*OBJECTIVE*.
Search the data for the word "Taxable" and copy every line where it occurs.

*EXCERPTED DATA*.
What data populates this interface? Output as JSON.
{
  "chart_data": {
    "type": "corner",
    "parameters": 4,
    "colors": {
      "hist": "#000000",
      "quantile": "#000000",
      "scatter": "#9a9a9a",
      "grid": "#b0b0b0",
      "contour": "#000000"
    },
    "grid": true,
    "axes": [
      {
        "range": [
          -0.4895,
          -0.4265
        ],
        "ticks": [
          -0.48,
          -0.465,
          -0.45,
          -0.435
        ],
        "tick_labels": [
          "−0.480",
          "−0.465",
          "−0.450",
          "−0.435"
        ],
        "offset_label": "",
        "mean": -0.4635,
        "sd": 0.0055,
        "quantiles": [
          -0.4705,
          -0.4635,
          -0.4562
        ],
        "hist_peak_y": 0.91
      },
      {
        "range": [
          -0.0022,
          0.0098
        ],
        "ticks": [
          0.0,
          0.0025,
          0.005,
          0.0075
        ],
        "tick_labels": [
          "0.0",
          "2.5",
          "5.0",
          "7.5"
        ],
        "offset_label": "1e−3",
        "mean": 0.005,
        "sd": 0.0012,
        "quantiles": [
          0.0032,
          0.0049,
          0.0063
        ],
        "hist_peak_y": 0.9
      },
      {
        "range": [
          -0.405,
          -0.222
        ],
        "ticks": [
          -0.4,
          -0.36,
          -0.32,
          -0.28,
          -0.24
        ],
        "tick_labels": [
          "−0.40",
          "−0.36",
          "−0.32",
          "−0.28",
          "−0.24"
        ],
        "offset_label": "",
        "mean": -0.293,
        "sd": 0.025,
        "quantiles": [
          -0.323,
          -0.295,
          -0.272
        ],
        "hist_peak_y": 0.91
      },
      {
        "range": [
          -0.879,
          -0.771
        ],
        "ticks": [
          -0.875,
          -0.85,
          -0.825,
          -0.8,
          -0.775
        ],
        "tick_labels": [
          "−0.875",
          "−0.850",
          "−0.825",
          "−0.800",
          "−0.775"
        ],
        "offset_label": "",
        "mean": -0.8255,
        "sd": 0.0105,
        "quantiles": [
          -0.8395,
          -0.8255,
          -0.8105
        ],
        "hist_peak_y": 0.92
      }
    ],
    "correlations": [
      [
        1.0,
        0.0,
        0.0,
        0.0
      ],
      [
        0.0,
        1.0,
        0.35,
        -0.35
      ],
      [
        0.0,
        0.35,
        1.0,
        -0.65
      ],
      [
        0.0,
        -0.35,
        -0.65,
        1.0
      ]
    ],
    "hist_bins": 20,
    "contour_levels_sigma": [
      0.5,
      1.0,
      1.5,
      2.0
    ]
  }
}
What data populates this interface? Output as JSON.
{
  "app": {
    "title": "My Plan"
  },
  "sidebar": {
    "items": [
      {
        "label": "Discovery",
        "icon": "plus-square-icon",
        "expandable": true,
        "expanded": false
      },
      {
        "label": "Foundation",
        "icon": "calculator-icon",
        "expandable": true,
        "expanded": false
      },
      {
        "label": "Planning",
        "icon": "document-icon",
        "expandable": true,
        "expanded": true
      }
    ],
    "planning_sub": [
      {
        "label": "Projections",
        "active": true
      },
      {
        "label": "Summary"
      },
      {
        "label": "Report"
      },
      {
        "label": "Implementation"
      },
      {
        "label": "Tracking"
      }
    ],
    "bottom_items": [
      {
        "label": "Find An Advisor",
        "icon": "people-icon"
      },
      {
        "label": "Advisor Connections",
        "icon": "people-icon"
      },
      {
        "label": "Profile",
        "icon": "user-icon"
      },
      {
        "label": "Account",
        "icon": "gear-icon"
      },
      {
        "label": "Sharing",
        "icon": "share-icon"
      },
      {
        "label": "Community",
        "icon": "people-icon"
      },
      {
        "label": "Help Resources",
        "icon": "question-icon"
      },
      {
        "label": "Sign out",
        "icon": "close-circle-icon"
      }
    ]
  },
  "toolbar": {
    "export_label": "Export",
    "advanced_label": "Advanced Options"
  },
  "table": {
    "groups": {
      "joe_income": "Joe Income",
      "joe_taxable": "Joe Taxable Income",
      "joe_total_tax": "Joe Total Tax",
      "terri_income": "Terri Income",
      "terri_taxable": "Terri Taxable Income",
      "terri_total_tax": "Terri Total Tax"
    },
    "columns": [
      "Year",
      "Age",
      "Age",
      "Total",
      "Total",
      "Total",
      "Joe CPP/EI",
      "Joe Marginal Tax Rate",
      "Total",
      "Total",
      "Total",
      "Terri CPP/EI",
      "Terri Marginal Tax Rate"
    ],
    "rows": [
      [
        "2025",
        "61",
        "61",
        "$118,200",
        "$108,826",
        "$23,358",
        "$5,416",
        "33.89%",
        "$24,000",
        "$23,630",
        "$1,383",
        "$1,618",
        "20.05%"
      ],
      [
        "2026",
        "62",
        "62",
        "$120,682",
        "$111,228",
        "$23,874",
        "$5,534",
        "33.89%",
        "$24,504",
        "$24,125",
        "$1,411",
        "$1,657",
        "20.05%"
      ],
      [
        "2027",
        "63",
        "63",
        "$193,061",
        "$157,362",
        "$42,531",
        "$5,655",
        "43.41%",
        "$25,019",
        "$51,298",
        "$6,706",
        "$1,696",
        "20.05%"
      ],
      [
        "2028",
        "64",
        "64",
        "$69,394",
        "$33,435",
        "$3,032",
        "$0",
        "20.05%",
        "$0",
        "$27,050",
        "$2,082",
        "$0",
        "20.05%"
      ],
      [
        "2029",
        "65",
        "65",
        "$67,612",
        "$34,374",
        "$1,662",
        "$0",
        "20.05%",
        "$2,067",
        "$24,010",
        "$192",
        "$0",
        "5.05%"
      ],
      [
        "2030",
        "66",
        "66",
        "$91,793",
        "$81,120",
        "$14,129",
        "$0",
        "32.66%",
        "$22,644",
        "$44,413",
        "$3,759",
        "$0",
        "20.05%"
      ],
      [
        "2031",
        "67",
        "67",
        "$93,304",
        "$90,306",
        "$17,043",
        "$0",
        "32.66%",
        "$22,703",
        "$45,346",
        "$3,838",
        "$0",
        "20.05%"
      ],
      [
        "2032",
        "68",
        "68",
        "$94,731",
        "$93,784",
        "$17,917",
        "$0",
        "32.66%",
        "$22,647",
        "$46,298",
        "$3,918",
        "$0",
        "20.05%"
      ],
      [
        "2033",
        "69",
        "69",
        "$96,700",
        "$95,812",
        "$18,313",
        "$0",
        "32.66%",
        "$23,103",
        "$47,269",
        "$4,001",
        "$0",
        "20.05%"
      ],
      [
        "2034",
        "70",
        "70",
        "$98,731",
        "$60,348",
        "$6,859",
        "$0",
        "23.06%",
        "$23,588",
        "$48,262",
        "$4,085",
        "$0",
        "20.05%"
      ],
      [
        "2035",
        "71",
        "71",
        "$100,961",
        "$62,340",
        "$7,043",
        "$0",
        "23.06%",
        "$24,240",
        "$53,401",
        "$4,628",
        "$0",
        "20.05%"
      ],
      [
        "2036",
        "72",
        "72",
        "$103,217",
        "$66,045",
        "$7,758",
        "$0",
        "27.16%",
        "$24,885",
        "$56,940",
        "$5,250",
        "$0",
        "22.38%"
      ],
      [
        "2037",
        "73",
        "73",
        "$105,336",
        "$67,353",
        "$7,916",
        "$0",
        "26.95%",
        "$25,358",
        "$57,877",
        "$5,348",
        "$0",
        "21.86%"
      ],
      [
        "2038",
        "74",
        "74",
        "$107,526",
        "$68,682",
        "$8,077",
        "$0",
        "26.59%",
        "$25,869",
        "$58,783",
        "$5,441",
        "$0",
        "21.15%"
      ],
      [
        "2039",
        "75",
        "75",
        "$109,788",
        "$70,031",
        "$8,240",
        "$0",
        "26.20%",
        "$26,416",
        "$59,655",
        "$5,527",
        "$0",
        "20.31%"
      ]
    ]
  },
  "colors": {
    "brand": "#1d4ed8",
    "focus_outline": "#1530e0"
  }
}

*THE OUTPUT*.
      "joe_taxable": "Joe Taxable Income",
      "terri_taxable": "Terri Taxable Income",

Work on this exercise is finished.